=== MATERIAL SUPPLIED ===
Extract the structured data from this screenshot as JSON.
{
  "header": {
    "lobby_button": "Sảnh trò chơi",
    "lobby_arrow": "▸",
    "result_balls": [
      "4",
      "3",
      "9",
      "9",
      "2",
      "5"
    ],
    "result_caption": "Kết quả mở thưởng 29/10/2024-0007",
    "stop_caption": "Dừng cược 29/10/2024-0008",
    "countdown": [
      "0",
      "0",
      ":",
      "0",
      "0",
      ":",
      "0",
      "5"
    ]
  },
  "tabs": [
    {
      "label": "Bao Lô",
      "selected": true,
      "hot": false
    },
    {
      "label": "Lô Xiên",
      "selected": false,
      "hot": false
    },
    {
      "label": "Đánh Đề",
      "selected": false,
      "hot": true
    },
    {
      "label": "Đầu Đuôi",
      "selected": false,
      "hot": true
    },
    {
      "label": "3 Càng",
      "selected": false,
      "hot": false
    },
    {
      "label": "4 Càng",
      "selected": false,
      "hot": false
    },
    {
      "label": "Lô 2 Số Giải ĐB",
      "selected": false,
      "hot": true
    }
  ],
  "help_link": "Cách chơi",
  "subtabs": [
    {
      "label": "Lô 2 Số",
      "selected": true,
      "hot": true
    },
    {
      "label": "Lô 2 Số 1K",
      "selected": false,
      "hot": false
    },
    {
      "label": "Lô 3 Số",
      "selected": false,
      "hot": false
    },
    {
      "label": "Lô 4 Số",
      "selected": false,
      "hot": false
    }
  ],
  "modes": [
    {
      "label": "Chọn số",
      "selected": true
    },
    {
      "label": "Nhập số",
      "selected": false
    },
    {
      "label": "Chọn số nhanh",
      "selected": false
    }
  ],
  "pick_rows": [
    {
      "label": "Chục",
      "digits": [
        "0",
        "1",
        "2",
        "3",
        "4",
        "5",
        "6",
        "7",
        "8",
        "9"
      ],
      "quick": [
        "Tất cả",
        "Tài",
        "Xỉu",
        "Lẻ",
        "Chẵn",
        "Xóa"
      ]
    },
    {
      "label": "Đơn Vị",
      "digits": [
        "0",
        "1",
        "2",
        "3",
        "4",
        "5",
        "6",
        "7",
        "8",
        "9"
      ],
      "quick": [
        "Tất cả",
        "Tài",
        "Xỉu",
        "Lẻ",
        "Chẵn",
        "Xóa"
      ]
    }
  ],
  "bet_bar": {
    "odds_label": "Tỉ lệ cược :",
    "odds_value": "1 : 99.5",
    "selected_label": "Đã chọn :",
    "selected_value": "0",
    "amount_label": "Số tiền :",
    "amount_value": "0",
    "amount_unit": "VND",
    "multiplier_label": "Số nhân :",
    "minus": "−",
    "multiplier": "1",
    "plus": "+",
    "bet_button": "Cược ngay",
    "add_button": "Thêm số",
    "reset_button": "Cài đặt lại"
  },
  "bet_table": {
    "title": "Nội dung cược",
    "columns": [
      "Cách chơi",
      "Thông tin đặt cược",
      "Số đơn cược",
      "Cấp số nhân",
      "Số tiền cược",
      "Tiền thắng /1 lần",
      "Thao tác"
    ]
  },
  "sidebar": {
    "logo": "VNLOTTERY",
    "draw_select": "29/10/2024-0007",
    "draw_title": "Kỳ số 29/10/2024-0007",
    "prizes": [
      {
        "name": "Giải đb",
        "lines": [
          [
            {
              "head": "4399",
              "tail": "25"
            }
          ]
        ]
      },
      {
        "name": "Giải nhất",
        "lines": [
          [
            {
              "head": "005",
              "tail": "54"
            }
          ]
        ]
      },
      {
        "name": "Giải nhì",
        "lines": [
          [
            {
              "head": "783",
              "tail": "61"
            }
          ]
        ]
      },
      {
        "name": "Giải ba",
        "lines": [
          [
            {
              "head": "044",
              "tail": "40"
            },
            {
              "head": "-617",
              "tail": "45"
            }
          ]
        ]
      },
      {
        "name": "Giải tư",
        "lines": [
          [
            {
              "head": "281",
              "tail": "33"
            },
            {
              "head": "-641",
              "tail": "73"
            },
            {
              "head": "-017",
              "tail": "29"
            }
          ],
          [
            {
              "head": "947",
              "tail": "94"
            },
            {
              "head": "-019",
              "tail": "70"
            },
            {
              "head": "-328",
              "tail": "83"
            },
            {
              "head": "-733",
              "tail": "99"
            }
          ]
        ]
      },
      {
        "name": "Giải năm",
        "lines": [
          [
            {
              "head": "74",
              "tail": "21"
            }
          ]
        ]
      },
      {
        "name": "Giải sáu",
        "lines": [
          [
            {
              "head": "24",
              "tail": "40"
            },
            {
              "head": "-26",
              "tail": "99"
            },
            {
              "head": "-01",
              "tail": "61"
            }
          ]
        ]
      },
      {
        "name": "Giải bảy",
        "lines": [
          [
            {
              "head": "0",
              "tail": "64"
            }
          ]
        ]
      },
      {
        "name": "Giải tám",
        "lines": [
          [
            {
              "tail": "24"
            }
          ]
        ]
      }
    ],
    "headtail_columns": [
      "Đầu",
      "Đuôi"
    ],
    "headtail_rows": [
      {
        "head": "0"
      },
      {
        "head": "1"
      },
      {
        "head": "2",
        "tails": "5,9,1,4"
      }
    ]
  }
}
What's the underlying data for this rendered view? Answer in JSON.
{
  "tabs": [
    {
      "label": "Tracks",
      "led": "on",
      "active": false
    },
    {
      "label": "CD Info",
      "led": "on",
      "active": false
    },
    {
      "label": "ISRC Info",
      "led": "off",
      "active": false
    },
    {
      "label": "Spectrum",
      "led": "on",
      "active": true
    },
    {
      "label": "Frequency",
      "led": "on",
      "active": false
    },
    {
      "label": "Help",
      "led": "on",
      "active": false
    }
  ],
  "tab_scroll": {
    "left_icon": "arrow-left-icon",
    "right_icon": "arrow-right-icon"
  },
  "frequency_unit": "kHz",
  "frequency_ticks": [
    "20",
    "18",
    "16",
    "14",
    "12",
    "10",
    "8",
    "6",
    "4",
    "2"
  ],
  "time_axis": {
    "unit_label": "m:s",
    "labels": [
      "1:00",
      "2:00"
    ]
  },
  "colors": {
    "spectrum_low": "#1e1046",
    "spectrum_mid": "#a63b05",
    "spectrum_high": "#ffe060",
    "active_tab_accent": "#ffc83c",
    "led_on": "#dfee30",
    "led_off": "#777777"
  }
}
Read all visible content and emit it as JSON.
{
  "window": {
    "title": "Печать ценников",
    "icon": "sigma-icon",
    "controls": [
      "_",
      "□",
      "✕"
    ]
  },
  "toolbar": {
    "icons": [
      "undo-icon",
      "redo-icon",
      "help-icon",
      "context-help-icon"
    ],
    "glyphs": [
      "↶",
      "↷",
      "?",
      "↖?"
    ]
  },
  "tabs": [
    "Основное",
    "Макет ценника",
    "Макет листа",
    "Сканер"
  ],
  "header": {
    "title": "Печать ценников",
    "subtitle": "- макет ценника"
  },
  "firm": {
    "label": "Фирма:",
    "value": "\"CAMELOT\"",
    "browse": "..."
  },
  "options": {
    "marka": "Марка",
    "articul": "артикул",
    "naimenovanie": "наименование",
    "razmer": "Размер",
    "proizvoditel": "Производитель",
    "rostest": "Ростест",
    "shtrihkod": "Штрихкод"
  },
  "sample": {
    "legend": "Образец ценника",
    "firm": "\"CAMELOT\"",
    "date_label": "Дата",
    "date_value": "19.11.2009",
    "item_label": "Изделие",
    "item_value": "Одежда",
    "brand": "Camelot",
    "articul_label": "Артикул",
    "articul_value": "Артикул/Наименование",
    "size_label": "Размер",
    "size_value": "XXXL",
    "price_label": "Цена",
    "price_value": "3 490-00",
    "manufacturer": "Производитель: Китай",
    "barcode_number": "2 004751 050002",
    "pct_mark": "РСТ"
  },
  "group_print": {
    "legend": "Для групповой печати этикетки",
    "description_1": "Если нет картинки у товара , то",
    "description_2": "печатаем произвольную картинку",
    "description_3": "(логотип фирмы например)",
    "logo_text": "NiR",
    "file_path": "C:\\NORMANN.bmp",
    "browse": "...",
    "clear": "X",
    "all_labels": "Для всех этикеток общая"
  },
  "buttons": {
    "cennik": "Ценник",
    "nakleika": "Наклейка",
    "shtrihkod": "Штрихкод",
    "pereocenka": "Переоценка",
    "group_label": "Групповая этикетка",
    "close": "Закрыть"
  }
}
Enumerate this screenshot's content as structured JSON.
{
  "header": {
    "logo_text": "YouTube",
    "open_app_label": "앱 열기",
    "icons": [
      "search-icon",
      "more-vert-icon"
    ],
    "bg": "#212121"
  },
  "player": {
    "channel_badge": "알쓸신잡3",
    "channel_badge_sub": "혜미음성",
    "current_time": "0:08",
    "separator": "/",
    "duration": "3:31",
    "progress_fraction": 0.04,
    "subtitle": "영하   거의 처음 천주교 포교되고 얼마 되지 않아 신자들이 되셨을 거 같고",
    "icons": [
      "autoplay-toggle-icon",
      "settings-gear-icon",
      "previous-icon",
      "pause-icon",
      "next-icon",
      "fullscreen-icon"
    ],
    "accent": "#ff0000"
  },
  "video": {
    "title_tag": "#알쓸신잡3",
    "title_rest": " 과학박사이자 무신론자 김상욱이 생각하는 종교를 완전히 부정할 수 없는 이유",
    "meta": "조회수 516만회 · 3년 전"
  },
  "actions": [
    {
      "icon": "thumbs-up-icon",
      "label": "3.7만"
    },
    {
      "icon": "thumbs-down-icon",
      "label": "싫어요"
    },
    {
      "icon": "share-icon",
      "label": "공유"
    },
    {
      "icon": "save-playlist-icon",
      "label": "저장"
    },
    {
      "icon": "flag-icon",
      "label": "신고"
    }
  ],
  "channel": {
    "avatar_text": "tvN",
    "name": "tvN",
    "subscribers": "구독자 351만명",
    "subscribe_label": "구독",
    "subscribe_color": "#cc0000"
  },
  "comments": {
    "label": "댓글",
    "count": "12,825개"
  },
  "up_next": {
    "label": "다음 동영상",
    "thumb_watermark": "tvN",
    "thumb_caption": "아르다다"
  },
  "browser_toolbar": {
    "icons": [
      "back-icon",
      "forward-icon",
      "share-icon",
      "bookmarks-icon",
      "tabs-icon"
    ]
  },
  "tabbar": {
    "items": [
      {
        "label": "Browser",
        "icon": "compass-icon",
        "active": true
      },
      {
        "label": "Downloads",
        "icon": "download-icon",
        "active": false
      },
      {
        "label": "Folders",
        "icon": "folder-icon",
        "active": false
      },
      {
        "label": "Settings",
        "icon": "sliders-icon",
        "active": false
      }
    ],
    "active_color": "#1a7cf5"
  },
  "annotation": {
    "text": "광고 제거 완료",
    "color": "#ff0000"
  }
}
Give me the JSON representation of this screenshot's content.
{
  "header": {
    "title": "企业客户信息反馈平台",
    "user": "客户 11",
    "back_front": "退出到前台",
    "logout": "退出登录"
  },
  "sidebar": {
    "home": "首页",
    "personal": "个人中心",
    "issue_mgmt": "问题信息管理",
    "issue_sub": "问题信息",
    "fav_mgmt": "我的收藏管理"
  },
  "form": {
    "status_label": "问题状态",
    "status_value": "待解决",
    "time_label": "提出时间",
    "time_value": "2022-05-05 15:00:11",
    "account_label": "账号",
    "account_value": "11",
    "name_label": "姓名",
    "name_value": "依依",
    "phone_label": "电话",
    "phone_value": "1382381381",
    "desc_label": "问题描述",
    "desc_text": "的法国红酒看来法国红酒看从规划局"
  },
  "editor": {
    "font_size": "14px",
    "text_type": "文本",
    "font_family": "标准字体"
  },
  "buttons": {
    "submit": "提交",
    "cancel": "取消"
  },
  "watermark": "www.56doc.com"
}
===
**REQUIREMENTS**
From the entries above, copy out every line where the string "nhân" appears.

**RESULT**
    "multiplier_label": "Số nhân :",
      "Cấp số nhân",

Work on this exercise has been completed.